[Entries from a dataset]
** begin **

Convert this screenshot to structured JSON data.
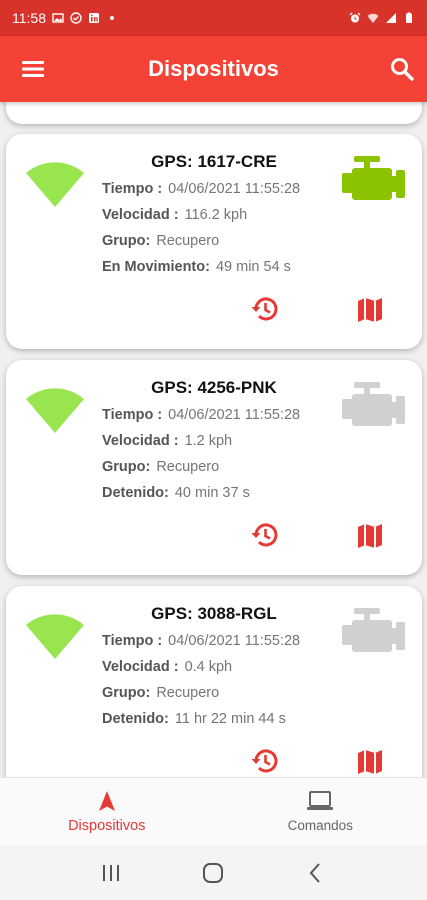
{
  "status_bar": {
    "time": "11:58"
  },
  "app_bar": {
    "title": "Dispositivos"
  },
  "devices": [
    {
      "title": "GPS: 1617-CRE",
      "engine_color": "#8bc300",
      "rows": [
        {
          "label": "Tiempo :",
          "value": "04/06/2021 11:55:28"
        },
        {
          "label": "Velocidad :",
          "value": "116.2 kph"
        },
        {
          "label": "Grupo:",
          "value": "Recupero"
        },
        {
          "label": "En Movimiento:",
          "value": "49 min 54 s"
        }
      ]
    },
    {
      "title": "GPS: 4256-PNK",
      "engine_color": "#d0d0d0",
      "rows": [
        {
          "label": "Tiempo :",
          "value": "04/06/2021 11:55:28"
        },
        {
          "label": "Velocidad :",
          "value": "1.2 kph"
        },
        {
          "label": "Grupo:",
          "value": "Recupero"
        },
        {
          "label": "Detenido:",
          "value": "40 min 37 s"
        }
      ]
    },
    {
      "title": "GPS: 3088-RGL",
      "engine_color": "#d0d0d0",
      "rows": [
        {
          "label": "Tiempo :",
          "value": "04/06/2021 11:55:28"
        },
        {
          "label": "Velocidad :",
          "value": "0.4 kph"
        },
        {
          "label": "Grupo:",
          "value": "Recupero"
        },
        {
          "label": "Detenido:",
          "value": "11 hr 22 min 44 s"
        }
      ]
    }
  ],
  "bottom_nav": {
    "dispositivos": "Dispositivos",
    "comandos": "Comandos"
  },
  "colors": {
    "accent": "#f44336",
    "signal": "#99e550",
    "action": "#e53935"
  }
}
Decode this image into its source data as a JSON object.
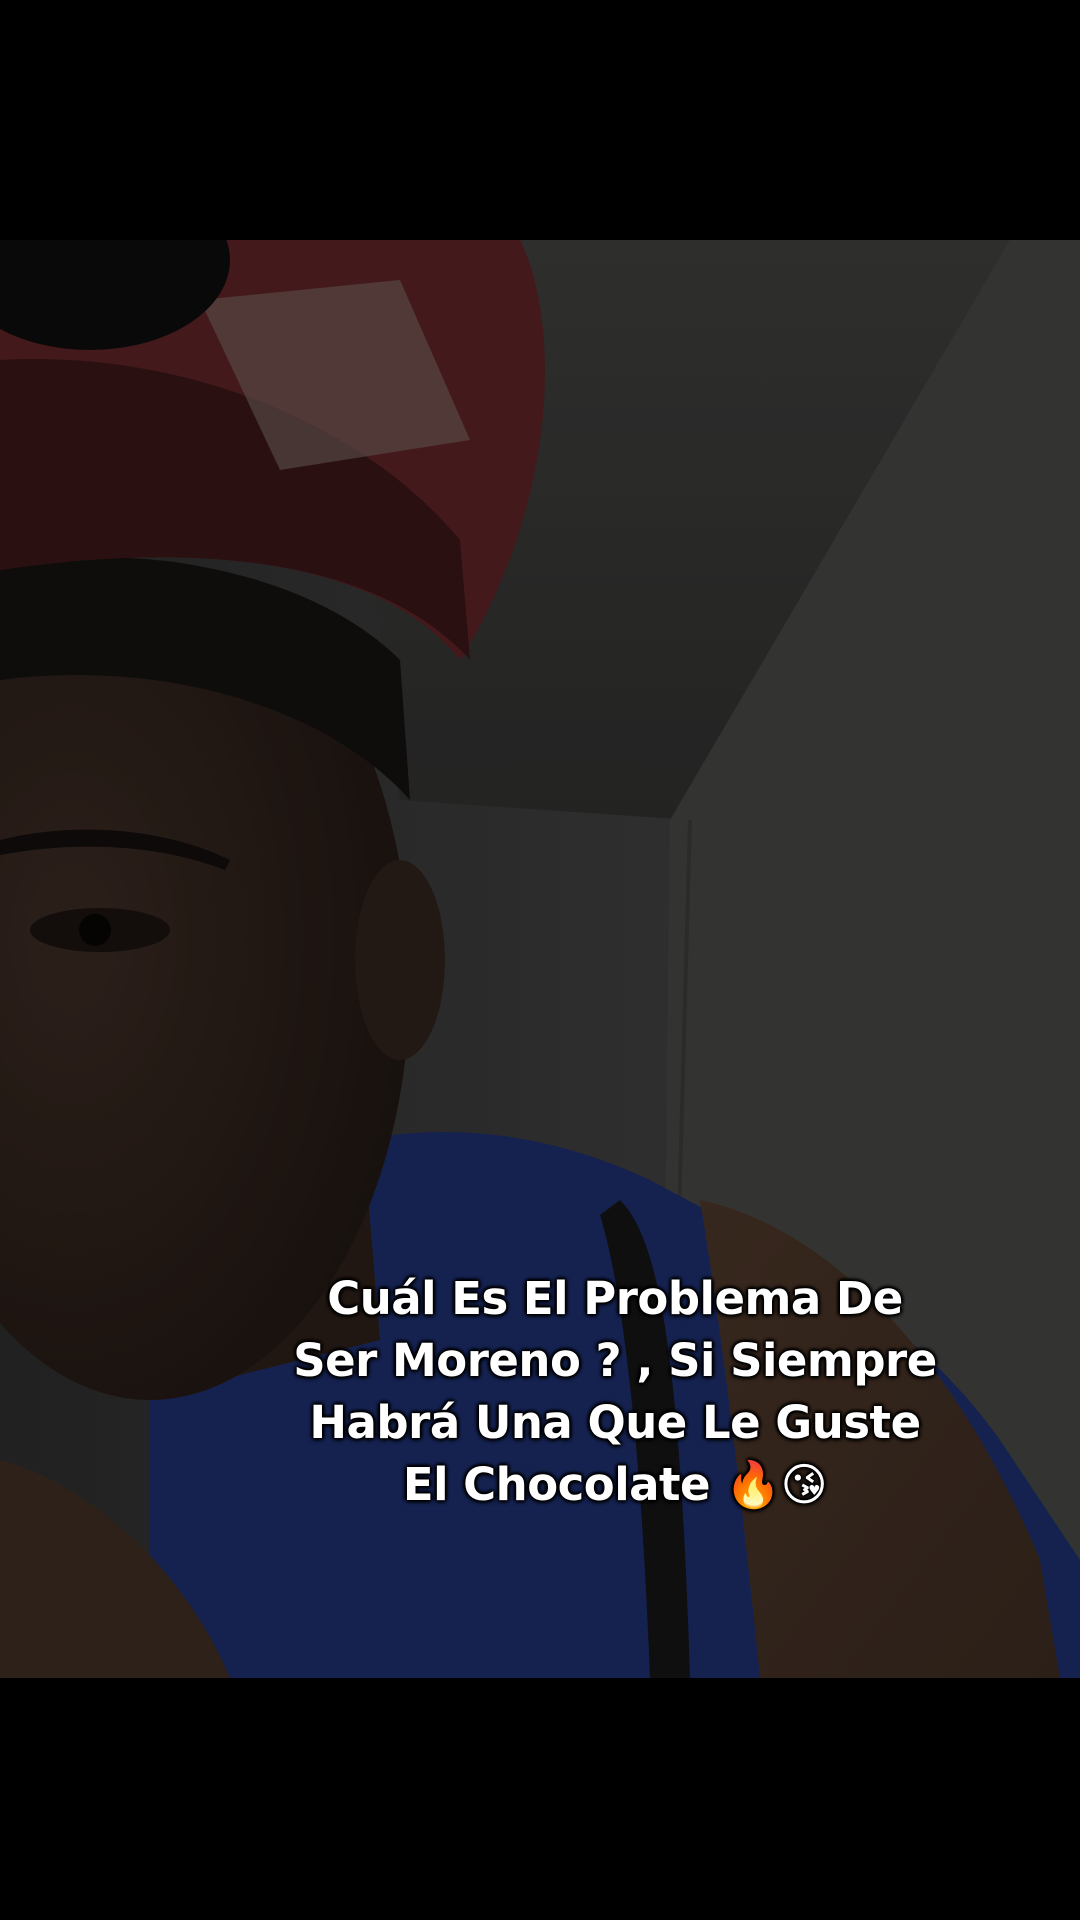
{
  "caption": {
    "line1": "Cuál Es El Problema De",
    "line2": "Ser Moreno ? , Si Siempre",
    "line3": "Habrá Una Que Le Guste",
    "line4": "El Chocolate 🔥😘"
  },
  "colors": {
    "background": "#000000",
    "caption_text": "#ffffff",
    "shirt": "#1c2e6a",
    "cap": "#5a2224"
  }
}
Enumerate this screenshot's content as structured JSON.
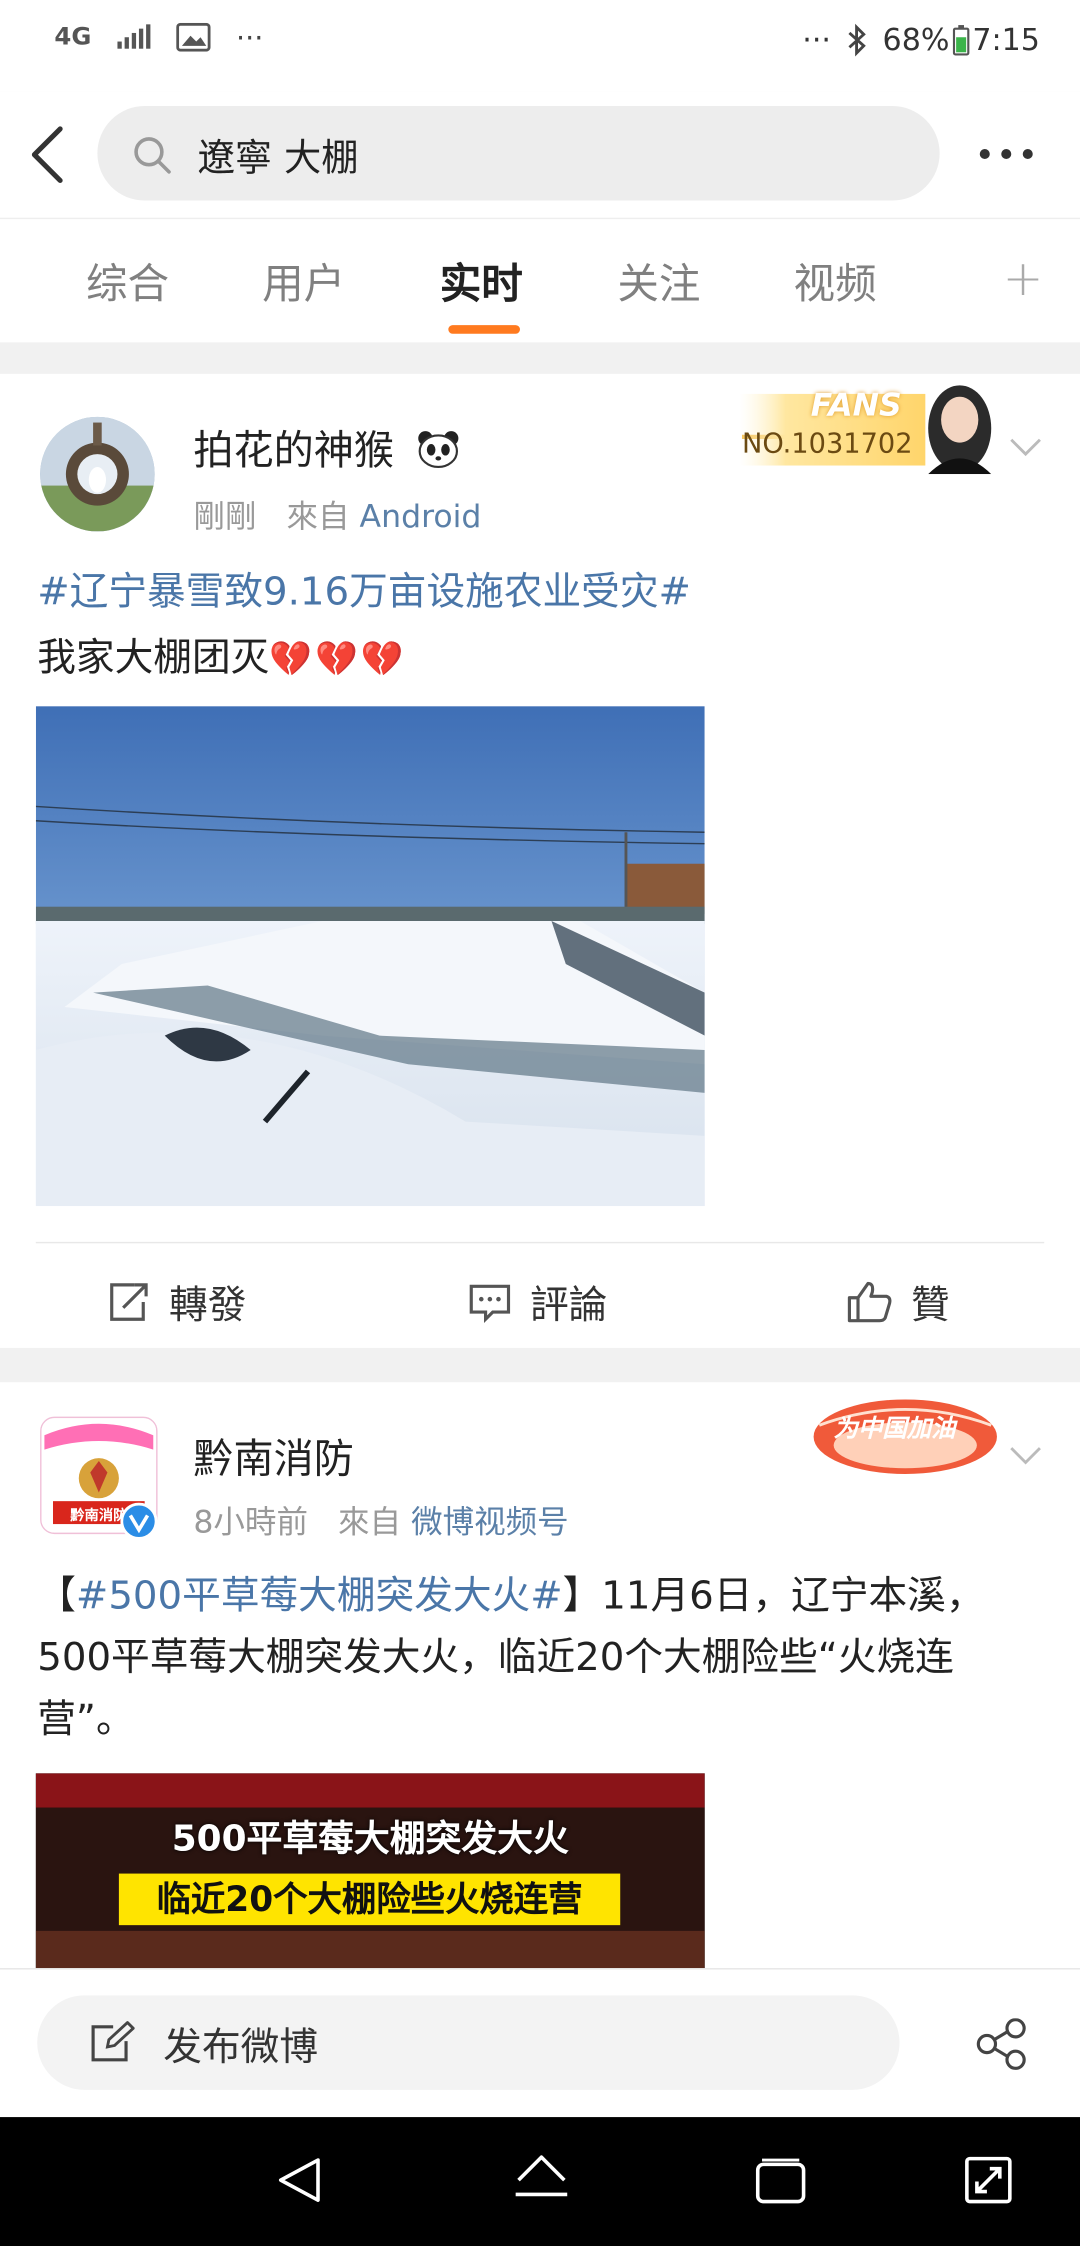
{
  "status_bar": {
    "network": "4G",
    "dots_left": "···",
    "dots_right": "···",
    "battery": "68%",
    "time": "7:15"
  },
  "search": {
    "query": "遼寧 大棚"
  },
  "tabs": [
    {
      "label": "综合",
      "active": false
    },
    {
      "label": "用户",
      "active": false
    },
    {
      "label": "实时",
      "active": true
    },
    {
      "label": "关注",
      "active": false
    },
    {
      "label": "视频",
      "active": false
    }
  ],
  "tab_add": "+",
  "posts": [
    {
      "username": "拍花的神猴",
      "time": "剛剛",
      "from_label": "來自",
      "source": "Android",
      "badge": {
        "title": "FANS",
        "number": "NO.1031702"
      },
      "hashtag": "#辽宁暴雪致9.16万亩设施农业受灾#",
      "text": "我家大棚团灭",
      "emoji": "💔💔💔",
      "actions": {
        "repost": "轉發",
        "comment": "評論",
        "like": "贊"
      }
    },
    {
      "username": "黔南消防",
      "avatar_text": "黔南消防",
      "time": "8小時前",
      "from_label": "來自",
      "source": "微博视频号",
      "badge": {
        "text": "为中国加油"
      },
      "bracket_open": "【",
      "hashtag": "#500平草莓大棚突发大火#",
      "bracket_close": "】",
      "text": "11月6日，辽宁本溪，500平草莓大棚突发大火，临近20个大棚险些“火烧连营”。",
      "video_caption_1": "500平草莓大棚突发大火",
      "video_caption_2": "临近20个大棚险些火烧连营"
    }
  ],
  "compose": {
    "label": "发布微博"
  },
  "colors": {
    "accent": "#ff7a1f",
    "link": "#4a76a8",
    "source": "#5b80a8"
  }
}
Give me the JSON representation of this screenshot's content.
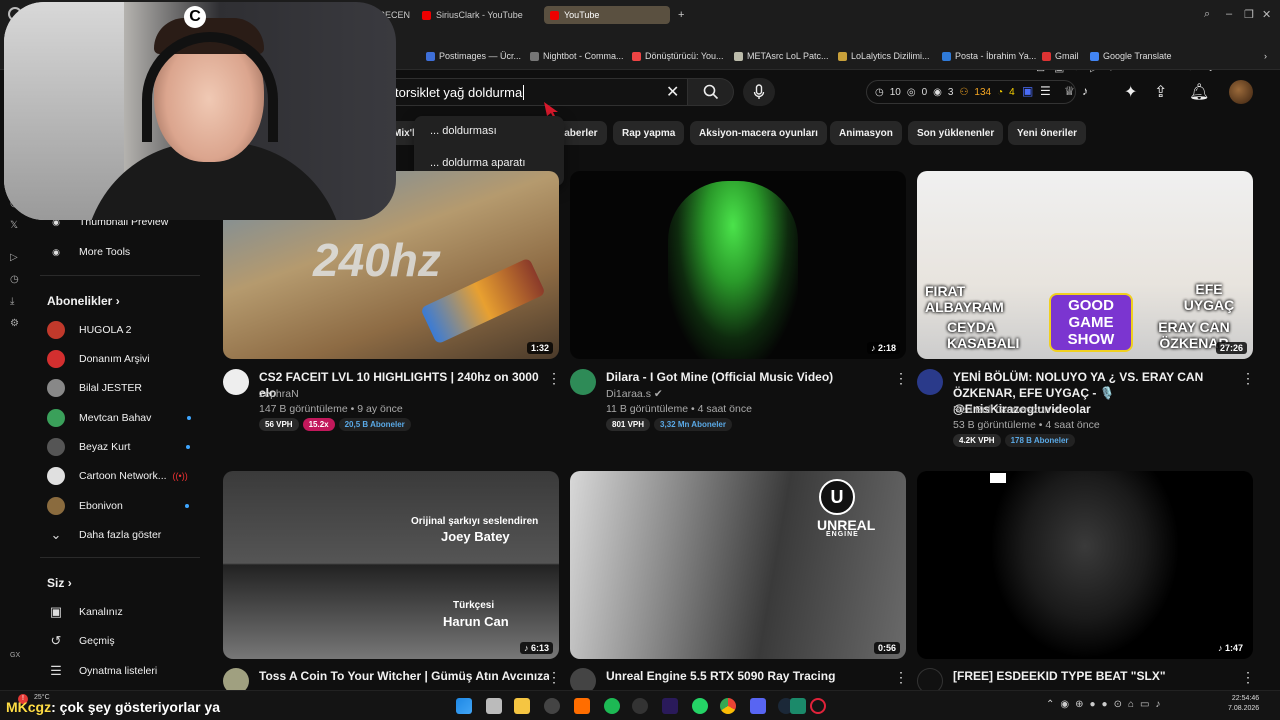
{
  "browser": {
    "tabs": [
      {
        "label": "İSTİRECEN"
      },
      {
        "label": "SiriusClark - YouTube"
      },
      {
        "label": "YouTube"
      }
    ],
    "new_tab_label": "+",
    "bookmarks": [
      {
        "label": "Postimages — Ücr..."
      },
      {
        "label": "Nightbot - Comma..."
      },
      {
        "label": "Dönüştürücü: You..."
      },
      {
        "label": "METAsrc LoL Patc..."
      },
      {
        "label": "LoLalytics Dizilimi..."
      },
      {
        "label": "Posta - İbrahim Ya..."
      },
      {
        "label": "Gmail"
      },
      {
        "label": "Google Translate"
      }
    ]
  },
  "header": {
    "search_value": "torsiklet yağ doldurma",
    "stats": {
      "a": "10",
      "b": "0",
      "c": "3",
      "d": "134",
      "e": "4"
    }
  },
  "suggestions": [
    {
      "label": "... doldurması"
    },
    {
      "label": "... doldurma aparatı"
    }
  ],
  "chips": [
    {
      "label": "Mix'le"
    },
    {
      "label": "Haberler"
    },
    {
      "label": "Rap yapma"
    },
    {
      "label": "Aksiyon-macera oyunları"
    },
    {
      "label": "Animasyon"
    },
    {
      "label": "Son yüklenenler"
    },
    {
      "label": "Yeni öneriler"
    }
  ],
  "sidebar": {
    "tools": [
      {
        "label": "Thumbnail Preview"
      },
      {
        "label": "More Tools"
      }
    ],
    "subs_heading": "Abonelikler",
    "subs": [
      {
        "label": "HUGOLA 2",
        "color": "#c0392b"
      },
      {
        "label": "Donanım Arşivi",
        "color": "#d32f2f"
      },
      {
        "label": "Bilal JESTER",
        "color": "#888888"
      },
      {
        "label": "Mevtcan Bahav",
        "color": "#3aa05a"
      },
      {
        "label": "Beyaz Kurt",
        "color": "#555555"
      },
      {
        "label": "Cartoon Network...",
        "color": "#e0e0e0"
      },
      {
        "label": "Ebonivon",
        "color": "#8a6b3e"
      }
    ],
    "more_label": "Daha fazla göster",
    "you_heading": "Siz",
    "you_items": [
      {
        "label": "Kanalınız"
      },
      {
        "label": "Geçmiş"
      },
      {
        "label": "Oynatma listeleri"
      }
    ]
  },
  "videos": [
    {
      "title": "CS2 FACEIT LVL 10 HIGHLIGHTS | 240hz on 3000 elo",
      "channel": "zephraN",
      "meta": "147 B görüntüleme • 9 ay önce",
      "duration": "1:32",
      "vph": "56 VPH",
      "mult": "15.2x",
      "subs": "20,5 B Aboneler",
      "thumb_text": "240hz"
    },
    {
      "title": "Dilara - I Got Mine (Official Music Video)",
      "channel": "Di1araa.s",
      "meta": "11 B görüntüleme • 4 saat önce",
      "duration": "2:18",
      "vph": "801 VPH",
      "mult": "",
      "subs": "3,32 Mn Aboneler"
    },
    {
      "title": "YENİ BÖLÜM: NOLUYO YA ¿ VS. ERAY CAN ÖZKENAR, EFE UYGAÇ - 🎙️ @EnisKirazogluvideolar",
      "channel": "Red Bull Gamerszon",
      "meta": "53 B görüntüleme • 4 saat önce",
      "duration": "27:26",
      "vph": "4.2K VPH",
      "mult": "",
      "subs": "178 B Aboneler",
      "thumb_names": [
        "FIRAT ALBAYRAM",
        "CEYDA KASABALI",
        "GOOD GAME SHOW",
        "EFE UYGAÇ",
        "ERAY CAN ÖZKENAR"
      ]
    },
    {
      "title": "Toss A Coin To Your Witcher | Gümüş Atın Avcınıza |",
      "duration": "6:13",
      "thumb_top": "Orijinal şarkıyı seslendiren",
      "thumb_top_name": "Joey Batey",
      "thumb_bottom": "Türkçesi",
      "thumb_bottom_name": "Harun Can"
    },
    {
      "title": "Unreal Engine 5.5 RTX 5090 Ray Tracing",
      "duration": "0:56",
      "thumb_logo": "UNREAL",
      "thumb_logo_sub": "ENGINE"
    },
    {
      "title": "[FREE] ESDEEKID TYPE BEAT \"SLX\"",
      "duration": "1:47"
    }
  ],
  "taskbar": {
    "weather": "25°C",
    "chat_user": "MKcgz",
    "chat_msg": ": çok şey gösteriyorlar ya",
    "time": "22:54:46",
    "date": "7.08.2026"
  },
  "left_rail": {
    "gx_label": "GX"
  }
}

** end **

Exercise description: Each line of the data that includes the word "UYGAÇ" counts once; report the total and nothing more.

Task response: 2